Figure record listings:

==*==

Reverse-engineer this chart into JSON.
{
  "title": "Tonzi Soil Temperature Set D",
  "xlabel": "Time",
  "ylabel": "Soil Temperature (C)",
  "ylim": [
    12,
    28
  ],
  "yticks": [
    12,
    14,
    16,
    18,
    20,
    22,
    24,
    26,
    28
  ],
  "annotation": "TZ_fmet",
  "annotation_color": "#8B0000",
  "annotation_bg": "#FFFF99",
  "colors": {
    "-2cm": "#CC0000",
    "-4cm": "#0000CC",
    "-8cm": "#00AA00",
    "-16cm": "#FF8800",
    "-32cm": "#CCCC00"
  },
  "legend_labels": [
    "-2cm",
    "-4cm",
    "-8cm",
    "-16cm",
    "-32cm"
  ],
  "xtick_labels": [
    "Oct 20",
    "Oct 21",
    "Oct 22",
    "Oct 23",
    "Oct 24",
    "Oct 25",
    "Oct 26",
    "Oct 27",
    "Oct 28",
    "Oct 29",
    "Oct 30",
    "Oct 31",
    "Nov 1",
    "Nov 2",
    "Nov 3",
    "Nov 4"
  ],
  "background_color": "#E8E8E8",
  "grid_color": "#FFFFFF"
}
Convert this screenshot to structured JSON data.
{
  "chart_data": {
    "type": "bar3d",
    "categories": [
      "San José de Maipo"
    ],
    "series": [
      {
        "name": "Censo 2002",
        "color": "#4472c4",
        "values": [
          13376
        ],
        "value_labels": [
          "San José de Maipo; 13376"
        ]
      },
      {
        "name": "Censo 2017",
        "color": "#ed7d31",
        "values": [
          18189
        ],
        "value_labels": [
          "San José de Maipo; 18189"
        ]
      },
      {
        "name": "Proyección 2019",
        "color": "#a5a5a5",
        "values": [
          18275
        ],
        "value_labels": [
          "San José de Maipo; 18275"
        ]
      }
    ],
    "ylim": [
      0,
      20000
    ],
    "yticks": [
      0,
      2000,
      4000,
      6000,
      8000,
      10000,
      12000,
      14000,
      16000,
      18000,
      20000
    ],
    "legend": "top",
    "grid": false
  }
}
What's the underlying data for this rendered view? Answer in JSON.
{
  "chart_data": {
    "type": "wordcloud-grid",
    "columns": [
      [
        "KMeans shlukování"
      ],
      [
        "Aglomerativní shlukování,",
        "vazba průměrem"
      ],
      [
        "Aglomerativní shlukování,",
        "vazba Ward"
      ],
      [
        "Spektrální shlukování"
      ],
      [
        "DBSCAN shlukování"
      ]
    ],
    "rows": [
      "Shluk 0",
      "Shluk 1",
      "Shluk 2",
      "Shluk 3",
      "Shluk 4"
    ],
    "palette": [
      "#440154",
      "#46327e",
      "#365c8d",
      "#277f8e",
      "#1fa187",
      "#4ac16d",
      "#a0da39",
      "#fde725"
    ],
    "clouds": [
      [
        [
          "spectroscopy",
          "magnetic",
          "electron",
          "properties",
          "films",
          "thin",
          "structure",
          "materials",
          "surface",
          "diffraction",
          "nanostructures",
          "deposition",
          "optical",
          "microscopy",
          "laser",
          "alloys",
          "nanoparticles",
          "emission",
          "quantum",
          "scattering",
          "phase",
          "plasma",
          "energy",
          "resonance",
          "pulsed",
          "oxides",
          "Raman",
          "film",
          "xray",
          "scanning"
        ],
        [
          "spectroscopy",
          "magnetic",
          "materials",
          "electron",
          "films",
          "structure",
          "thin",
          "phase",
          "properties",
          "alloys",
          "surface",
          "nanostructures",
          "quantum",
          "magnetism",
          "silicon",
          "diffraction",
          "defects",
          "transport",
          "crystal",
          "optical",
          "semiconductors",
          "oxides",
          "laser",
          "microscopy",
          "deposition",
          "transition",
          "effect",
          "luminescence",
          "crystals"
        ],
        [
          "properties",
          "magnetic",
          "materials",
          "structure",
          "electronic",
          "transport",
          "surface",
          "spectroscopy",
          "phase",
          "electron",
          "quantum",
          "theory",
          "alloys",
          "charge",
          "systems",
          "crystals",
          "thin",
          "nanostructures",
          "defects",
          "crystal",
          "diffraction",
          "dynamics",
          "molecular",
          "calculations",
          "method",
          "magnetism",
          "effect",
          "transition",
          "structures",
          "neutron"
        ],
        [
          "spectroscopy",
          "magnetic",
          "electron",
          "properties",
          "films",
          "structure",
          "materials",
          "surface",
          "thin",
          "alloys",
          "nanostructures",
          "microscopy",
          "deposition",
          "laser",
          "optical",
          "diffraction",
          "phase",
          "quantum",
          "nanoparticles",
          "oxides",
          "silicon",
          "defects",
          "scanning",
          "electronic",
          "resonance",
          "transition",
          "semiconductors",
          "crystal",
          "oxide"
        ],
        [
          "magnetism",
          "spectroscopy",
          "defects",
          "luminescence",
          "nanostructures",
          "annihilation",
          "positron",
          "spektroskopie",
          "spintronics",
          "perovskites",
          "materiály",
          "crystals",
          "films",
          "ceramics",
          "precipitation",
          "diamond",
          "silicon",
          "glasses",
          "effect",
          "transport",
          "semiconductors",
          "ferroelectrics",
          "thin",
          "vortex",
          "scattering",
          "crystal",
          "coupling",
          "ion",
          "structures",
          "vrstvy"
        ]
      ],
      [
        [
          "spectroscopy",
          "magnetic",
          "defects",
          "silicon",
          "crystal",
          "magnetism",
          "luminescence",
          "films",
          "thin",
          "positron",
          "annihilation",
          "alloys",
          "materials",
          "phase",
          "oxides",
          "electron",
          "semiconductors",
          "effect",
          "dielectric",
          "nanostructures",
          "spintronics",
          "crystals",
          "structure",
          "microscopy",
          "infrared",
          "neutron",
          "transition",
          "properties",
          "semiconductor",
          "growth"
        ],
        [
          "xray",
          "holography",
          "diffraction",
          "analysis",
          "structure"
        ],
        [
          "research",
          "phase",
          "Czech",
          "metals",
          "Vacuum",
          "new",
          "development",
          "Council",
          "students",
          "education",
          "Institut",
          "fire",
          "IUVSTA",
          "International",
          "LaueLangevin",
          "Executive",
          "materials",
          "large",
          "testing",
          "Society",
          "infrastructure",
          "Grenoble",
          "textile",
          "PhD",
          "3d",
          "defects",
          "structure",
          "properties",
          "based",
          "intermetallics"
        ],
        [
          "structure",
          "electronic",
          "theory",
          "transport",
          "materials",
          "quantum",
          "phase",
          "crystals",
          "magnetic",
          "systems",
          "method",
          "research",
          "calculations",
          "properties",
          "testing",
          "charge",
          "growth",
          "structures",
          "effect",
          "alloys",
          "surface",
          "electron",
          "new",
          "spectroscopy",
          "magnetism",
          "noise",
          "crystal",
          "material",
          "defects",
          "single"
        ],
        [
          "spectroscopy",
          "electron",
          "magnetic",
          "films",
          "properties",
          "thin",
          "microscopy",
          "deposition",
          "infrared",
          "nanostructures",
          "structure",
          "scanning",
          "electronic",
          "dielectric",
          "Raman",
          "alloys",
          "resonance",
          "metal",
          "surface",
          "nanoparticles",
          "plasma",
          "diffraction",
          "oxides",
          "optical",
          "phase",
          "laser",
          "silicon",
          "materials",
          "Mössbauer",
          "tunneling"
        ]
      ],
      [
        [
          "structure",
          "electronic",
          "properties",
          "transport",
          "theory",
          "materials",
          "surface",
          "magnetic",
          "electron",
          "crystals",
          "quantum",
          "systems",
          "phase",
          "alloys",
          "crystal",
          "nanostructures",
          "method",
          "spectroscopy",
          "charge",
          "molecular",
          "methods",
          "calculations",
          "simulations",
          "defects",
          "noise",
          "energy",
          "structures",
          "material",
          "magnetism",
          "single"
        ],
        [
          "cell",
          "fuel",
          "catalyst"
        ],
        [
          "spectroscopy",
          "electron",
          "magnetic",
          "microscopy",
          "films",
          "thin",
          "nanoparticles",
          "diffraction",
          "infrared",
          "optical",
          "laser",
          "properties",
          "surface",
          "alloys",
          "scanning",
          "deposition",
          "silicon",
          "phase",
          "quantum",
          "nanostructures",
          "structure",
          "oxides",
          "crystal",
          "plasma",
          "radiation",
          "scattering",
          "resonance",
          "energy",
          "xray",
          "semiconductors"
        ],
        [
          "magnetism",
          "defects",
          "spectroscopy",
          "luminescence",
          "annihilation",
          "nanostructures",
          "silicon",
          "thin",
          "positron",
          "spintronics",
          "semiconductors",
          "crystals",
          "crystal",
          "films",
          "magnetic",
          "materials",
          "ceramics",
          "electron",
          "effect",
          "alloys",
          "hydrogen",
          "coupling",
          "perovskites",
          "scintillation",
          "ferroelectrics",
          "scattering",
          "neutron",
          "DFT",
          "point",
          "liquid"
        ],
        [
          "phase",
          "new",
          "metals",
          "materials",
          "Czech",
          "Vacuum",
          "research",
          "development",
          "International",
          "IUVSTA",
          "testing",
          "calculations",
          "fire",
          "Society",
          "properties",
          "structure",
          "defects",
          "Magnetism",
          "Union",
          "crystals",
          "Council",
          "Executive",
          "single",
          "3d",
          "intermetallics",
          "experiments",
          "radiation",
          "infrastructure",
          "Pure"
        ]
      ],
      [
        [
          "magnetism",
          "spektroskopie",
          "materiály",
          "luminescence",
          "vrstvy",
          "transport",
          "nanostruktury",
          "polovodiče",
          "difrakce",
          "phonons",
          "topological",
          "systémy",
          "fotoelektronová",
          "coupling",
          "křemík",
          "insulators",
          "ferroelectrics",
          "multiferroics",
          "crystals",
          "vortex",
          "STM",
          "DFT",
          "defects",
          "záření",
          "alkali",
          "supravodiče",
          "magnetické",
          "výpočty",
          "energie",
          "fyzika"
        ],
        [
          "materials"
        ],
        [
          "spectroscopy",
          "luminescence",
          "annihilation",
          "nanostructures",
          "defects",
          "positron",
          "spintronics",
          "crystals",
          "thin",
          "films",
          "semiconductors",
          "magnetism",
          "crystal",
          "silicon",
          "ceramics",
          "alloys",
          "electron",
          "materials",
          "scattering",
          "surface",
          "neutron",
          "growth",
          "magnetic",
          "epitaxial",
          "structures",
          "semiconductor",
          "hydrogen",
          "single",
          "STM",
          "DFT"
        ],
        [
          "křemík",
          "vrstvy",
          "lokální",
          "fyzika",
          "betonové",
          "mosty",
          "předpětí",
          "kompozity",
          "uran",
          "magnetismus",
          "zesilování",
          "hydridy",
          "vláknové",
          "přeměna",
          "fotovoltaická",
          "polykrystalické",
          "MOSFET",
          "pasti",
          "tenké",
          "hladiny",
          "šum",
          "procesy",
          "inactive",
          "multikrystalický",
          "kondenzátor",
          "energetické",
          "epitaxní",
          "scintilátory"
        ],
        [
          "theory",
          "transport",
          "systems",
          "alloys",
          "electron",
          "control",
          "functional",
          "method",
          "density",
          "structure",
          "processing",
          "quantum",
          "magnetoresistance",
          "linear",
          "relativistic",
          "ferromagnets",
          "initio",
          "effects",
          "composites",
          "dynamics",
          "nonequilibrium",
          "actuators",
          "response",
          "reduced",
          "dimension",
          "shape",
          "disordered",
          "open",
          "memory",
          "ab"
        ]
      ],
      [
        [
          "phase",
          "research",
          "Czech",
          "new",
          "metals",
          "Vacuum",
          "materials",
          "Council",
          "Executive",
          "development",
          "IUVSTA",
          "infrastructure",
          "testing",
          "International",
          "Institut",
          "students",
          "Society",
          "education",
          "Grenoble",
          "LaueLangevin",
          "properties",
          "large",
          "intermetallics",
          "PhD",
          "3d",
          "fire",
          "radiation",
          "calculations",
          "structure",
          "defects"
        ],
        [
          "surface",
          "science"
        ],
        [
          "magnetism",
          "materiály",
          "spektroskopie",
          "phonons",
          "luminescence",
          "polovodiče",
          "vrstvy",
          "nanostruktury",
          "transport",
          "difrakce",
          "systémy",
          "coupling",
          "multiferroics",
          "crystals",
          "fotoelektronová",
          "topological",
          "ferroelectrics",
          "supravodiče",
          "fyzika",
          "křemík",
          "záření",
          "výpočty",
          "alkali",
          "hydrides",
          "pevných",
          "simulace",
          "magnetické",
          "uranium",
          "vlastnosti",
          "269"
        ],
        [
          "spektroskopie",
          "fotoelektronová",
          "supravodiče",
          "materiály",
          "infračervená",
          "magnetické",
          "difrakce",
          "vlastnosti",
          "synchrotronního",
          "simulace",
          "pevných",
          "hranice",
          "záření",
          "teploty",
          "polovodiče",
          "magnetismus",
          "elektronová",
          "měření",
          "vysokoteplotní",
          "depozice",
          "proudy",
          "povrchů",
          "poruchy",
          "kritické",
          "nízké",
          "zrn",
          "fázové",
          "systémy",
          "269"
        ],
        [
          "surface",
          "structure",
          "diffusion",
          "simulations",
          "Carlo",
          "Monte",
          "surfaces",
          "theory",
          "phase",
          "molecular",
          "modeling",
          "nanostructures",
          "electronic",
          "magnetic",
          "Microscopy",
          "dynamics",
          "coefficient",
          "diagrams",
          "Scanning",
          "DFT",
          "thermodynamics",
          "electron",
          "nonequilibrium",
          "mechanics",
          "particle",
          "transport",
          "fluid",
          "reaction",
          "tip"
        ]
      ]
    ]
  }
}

==*==

Search the records above for "shlukování". Copy each line where it is found.

        "KMeans shlukování"
        "Aglomerativní shlukování,",
        "Aglomerativní shlukování,",
        "Spektrální shlukování"
        "DBSCAN shlukování"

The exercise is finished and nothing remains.